▶ Instructions to follow
All of the material should be reproduced exactly, with pictures left out.

━━━━━ Dataset content

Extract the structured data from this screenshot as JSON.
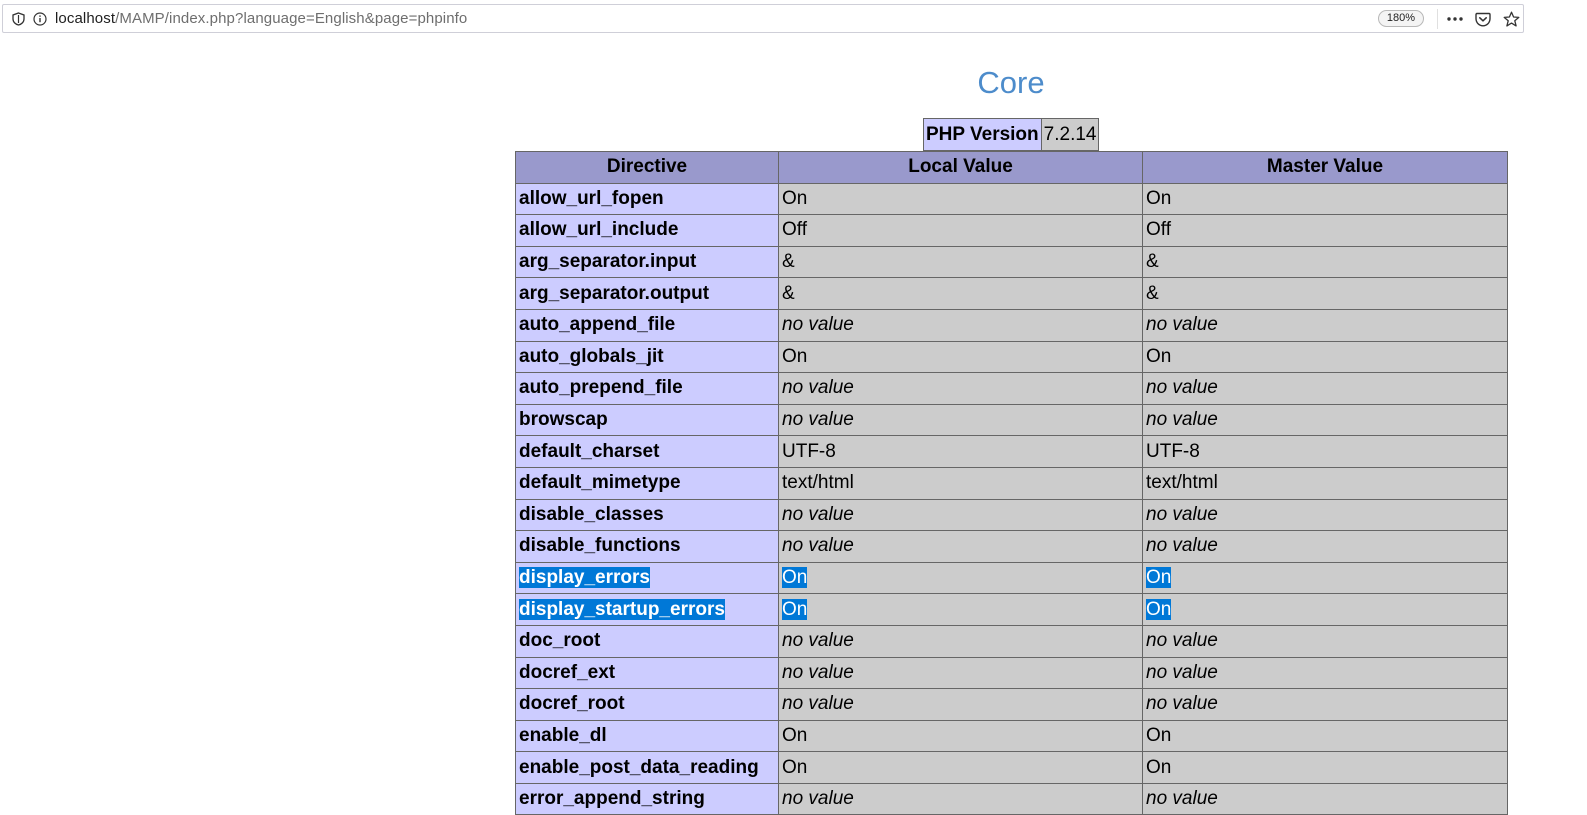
{
  "browser": {
    "url_host": "localhost",
    "url_path": "/MAMP/index.php?language=English&page=phpinfo",
    "zoom": "180%"
  },
  "page": {
    "section_title": "Core",
    "version_label": "PHP Version",
    "version_value": "7.2.14"
  },
  "table": {
    "headers": [
      "Directive",
      "Local Value",
      "Master Value"
    ],
    "rows": [
      {
        "directive": "allow_url_fopen",
        "local": "On",
        "master": "On"
      },
      {
        "directive": "allow_url_include",
        "local": "Off",
        "master": "Off"
      },
      {
        "directive": "arg_separator.input",
        "local": "&",
        "master": "&"
      },
      {
        "directive": "arg_separator.output",
        "local": "&",
        "master": "&"
      },
      {
        "directive": "auto_append_file",
        "local": "no value",
        "master": "no value"
      },
      {
        "directive": "auto_globals_jit",
        "local": "On",
        "master": "On"
      },
      {
        "directive": "auto_prepend_file",
        "local": "no value",
        "master": "no value"
      },
      {
        "directive": "browscap",
        "local": "no value",
        "master": "no value"
      },
      {
        "directive": "default_charset",
        "local": "UTF-8",
        "master": "UTF-8"
      },
      {
        "directive": "default_mimetype",
        "local": "text/html",
        "master": "text/html"
      },
      {
        "directive": "disable_classes",
        "local": "no value",
        "master": "no value"
      },
      {
        "directive": "disable_functions",
        "local": "no value",
        "master": "no value"
      },
      {
        "directive": "display_errors",
        "local": "On",
        "master": "On"
      },
      {
        "directive": "display_startup_errors",
        "local": "On",
        "master": "On"
      },
      {
        "directive": "doc_root",
        "local": "no value",
        "master": "no value"
      },
      {
        "directive": "docref_ext",
        "local": "no value",
        "master": "no value"
      },
      {
        "directive": "docref_root",
        "local": "no value",
        "master": "no value"
      },
      {
        "directive": "enable_dl",
        "local": "On",
        "master": "On"
      },
      {
        "directive": "enable_post_data_reading",
        "local": "On",
        "master": "On"
      },
      {
        "directive": "error_append_string",
        "local": "no value",
        "master": "no value"
      }
    ]
  },
  "colors": {
    "title": "#4d8ccb",
    "header_bg": "#9999cc",
    "directive_bg": "#ccccff",
    "value_bg": "#cccccc",
    "selection": "#0078d7"
  }
}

━━━━━━━━━━

▶ Response
Extract the structured data from this screenshot as JSON.
{
  "browser": {
    "url_host": "localhost",
    "url_path": "/MAMP/index.php?language=English&page=phpinfo",
    "zoom": "180%"
  },
  "page": {
    "section_title": "Core",
    "version_label": "PHP Version",
    "version_value": "7.2.14"
  },
  "table": {
    "headers": [
      "Directive",
      "Local Value",
      "Master Value"
    ],
    "rows": [
      {
        "directive": "allow_url_fopen",
        "local": "On",
        "master": "On"
      },
      {
        "directive": "allow_url_include",
        "local": "Off",
        "master": "Off"
      },
      {
        "directive": "arg_separator.input",
        "local": "&",
        "master": "&"
      },
      {
        "directive": "arg_separator.output",
        "local": "&",
        "master": "&"
      },
      {
        "directive": "auto_append_file",
        "local": "no value",
        "master": "no value"
      },
      {
        "directive": "auto_globals_jit",
        "local": "On",
        "master": "On"
      },
      {
        "directive": "auto_prepend_file",
        "local": "no value",
        "master": "no value"
      },
      {
        "directive": "browscap",
        "local": "no value",
        "master": "no value"
      },
      {
        "directive": "default_charset",
        "local": "UTF-8",
        "master": "UTF-8"
      },
      {
        "directive": "default_mimetype",
        "local": "text/html",
        "master": "text/html"
      },
      {
        "directive": "disable_classes",
        "local": "no value",
        "master": "no value"
      },
      {
        "directive": "disable_functions",
        "local": "no value",
        "master": "no value"
      },
      {
        "directive": "display_errors",
        "local": "On",
        "master": "On"
      },
      {
        "directive": "display_startup_errors",
        "local": "On",
        "master": "On"
      },
      {
        "directive": "doc_root",
        "local": "no value",
        "master": "no value"
      },
      {
        "directive": "docref_ext",
        "local": "no value",
        "master": "no value"
      },
      {
        "directive": "docref_root",
        "local": "no value",
        "master": "no value"
      },
      {
        "directive": "enable_dl",
        "local": "On",
        "master": "On"
      },
      {
        "directive": "enable_post_data_reading",
        "local": "On",
        "master": "On"
      },
      {
        "directive": "error_append_string",
        "local": "no value",
        "master": "no value"
      }
    ]
  },
  "colors": {
    "title": "#4d8ccb",
    "header_bg": "#9999cc",
    "directive_bg": "#ccccff",
    "value_bg": "#cccccc",
    "selection": "#0078d7"
  }
}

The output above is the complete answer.